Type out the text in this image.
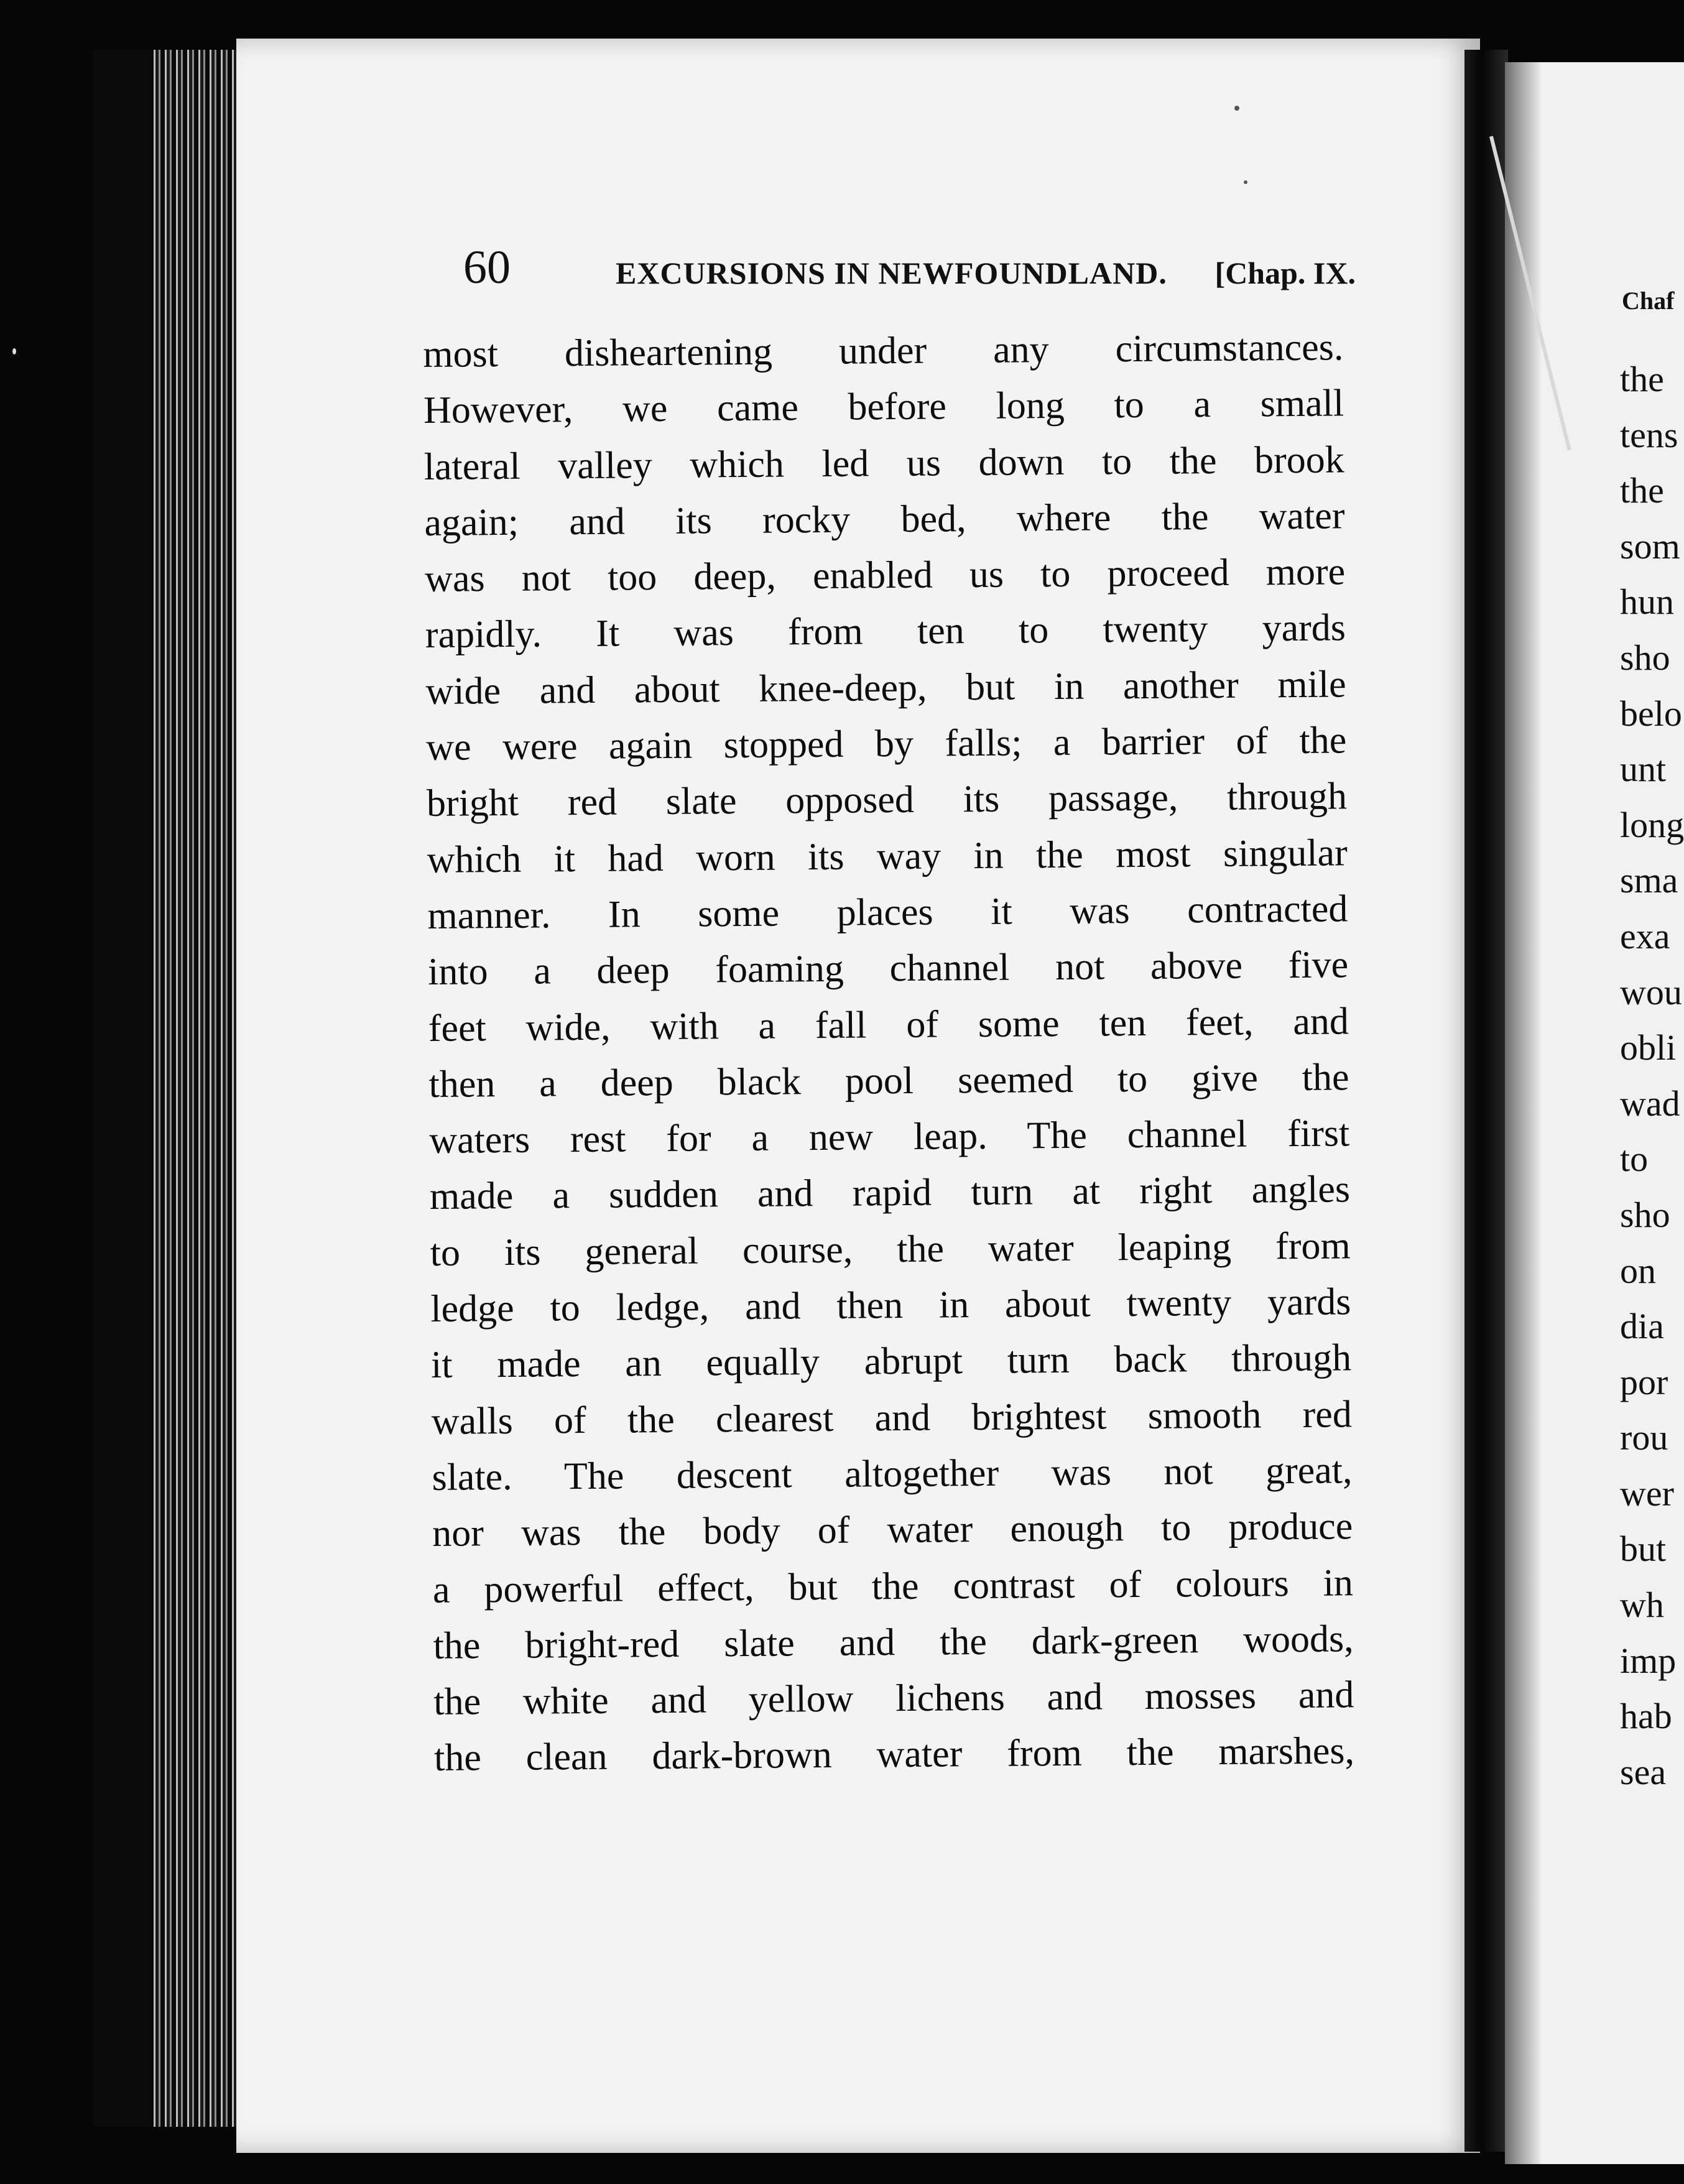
60	EXCURSIONS IN NEWFOUNDLAND. [Chap. IX.
most disheartening under any circumstances.
However, we came before long to a small
lateral valley which led us down to the brook
again; and its rocky bed, where the water
was not too deep, enabled us to proceed more
rapidly. It was from ten to twenty yards
wide and about knee-deep, but in another mile
we were again stopped by falls; a barrier of the
bright red slate opposed its passage, through
which it had worn its way in the most singular
manner. In some places it was contracted
into a deep foaming channel not above five
feet wide, with a fall of some ten feet, and
then a deep black pool seemed to give the
waters rest for a new leap. The channel first
made a sudden and rapid turn at right angles
to its general course, the water leaping from
ledge to ledge, and then in about twenty yards
it made an equally abrupt turn back through
walls of the clearest and brightest smooth red
slate. The descent altogether was not great,
nor was the body of water enough to produce
a powerful effect, but the contrast of colours in
the bright-red slate and the dark-green woods,
the white and yellow lichens and mosses and
the clean dark-brown water from the marshes,
Chaf
the
tens
the
som
hun
sho
belo
unt
long
sma
exa
wou
obli
wad
to
sho
on
dia
por
rou
wer
but
wh
imp
hab
sea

____________________

Reproduce the records verbatim, omitting all images they contain.

| SOLUTION BELOW |
Type out the text in this image.
60	EXCURSIONS IN NEWFOUNDLAND. [Chap. IX.
most disheartening under any circumstances.
However, we came before long to a small
lateral valley which led us down to the brook
again; and its rocky bed, where the water
was not too deep, enabled us to proceed more
rapidly. It was from ten to twenty yards
wide and about knee-deep, but in another mile
we were again stopped by falls; a barrier of the
bright red slate opposed its passage, through
which it had worn its way in the most singular
manner. In some places it was contracted
into a deep foaming channel not above five
feet wide, with a fall of some ten feet, and
then a deep black pool seemed to give the
waters rest for a new leap. The channel first
made a sudden and rapid turn at right angles
to its general course, the water leaping from
ledge to ledge, and then in about twenty yards
it made an equally abrupt turn back through
walls of the clearest and brightest smooth red
slate. The descent altogether was not great,
nor was the body of water enough to produce
a powerful effect, but the contrast of colours in
the bright-red slate and the dark-green woods,
the white and yellow lichens and mosses and
the clean dark-brown water from the marshes,
Chaf
the
tens
the
som
hun
sho
belo
unt
long
sma
exa
wou
obli
wad
to
sho
on
dia
por
rou
wer
but
wh
imp
hab
sea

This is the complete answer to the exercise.